● **Request**: From the listing below, return each line that includes "Details".

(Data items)
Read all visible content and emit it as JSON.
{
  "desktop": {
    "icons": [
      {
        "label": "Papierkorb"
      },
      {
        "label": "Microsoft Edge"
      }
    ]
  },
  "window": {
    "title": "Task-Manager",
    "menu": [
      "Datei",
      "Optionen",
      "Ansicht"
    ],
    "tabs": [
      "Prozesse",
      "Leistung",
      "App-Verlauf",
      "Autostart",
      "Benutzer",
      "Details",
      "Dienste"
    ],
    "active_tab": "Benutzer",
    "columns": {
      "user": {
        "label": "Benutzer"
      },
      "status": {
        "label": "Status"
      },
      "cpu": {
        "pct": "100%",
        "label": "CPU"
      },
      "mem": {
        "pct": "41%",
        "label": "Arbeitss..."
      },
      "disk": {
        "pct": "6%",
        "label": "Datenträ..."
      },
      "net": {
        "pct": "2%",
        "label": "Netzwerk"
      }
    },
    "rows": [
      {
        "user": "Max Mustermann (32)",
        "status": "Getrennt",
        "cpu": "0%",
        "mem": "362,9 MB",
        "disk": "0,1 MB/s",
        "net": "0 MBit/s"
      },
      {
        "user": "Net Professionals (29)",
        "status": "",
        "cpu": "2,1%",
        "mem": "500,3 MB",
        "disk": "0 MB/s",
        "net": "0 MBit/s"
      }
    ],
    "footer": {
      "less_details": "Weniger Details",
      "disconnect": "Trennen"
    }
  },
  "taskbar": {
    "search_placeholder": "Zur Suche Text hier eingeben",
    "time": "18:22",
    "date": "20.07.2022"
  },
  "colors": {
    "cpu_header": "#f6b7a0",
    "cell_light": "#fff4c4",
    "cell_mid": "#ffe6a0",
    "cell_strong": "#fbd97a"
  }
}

● **Complete output**:
      "Details",
      "less_details": "Weniger Details",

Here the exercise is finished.